Data entries:
────────────────────────────────────────
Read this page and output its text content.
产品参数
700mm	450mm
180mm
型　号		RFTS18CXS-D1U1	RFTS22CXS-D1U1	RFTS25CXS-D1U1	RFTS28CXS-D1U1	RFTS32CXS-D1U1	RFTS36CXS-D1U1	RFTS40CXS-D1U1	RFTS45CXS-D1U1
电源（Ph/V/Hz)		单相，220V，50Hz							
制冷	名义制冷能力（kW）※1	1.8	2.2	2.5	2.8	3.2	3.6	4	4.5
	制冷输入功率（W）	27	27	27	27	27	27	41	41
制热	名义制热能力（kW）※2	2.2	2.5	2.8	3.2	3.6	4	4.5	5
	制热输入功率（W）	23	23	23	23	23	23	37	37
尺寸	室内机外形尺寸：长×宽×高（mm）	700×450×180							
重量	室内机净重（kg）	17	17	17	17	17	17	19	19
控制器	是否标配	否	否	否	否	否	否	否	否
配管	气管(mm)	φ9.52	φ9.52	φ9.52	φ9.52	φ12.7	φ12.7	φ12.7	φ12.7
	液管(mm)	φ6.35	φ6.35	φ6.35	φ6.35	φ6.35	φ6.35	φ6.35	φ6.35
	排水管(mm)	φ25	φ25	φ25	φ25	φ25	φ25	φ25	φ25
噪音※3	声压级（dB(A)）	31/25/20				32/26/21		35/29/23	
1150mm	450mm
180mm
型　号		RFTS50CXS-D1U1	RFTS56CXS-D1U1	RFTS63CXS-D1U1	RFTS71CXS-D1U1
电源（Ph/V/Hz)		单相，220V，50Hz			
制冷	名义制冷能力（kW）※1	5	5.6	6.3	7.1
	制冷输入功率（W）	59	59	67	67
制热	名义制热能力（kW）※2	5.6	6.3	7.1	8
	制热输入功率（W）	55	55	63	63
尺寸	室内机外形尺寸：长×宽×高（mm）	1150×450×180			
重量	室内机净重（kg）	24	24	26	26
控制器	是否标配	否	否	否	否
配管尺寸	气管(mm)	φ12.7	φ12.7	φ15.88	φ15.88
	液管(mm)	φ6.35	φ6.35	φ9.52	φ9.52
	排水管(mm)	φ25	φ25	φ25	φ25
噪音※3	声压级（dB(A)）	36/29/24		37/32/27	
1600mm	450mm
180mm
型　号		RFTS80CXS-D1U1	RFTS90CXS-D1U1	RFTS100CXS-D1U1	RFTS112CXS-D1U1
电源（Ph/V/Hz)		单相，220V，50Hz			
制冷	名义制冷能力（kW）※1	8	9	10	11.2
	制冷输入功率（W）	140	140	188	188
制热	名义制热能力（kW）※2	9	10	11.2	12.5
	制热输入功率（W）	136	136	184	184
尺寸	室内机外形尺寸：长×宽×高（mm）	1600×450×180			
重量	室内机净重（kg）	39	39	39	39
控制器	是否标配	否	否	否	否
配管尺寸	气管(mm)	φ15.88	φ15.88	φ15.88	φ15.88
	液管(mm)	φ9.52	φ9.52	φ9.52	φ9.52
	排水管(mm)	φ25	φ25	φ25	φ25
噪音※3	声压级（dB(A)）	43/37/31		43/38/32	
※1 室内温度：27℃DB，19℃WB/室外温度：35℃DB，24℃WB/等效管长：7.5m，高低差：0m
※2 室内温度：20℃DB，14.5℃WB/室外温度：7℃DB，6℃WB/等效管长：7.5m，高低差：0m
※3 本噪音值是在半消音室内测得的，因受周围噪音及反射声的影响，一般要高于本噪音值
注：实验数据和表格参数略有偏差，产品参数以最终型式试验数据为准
────────────────────────────────────────
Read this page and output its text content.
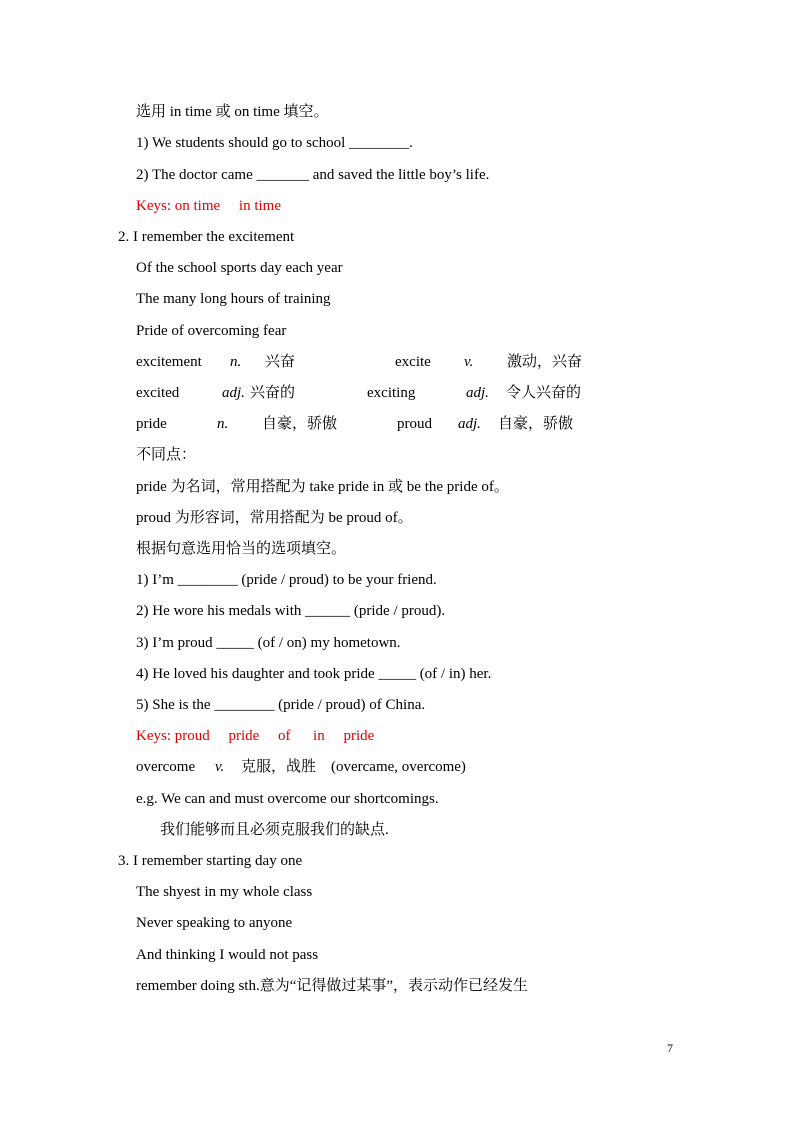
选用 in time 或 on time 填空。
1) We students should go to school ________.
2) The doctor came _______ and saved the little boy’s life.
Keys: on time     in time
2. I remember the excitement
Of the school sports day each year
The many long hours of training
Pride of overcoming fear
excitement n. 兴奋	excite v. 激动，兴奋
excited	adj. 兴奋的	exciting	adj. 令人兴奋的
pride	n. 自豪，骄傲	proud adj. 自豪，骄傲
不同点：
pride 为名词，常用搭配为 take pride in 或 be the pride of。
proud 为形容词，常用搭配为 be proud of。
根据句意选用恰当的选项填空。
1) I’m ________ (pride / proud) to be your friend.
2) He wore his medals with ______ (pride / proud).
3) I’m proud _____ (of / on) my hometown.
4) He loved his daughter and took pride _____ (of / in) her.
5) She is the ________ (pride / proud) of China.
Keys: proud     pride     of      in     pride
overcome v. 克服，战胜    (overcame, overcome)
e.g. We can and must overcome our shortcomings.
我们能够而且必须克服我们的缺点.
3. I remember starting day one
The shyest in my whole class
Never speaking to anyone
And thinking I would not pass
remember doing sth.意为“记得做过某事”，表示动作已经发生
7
────────────────────────────────────────
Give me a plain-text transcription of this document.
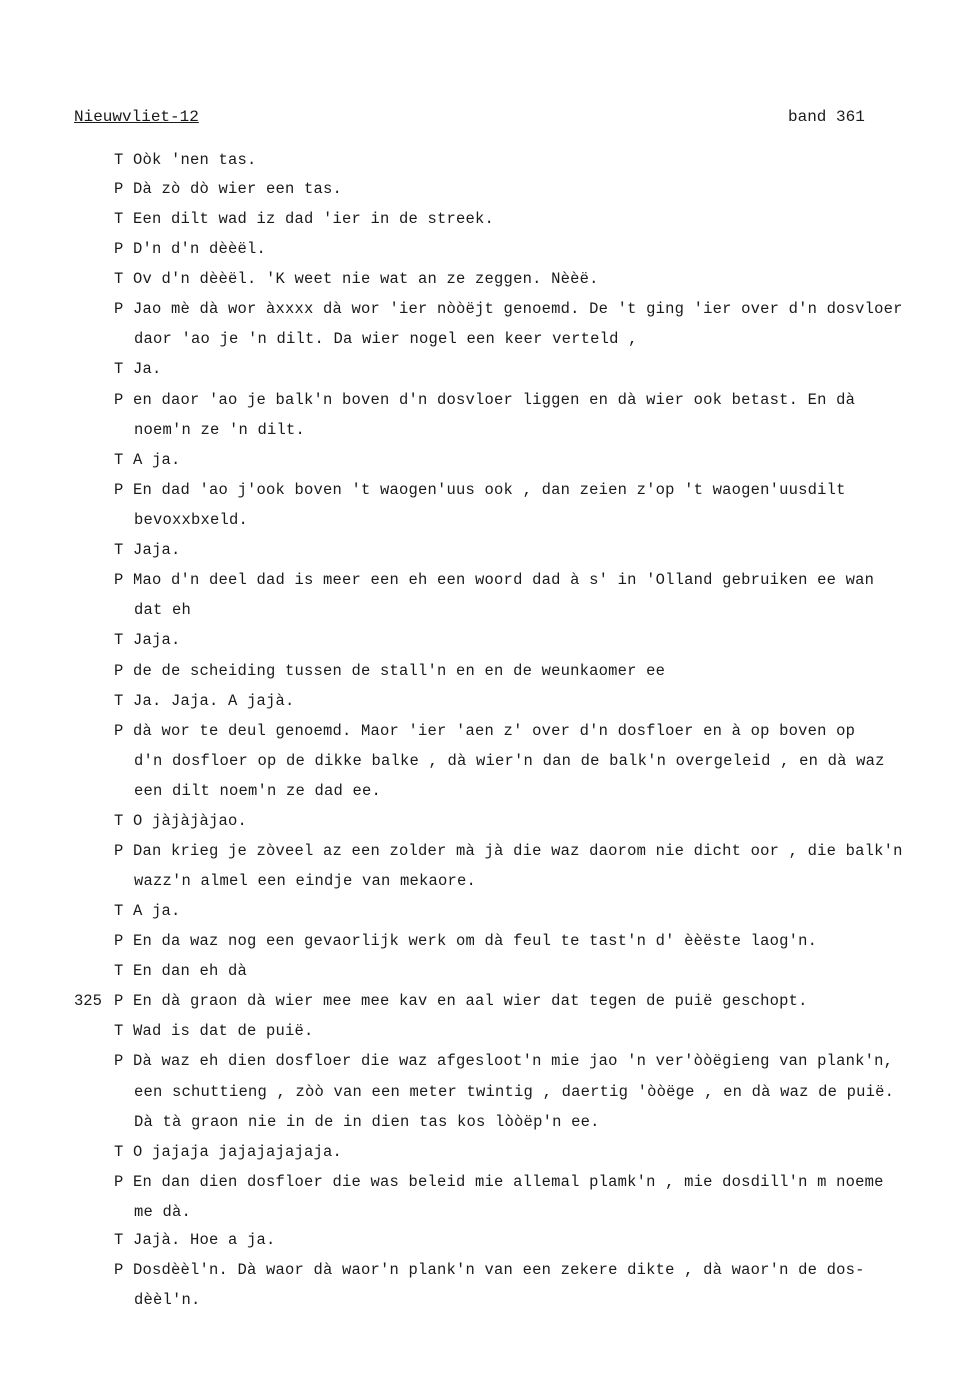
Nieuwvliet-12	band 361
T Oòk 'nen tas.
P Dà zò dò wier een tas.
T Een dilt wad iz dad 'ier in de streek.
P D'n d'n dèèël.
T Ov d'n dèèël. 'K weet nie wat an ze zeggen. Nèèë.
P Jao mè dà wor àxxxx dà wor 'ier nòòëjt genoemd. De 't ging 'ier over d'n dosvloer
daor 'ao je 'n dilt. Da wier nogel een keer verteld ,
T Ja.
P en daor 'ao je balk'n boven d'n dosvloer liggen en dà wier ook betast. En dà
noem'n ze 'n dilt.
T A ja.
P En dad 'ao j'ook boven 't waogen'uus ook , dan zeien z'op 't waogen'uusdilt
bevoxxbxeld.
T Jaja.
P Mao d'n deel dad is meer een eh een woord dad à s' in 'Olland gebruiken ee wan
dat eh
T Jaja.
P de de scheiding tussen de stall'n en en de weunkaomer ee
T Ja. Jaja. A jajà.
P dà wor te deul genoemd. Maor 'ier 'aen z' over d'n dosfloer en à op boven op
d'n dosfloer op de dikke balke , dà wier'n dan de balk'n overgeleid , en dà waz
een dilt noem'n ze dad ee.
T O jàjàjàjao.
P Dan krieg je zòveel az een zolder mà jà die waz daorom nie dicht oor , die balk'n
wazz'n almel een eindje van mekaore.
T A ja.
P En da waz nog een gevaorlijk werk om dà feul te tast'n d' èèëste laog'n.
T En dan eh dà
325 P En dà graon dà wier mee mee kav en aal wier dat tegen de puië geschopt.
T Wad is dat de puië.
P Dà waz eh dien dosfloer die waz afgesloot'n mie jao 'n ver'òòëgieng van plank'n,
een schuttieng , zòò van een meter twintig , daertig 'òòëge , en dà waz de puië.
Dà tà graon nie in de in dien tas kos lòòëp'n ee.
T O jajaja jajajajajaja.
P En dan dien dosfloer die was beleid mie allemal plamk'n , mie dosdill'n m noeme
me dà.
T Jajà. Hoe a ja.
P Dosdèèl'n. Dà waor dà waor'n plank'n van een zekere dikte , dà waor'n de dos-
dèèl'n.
────────────────────────────────────────
Exercise directions. All lines of the data above that include the word "time" must be shown.

Problem solution.
选用 in time 或 on time 填空。
Keys: on time     in time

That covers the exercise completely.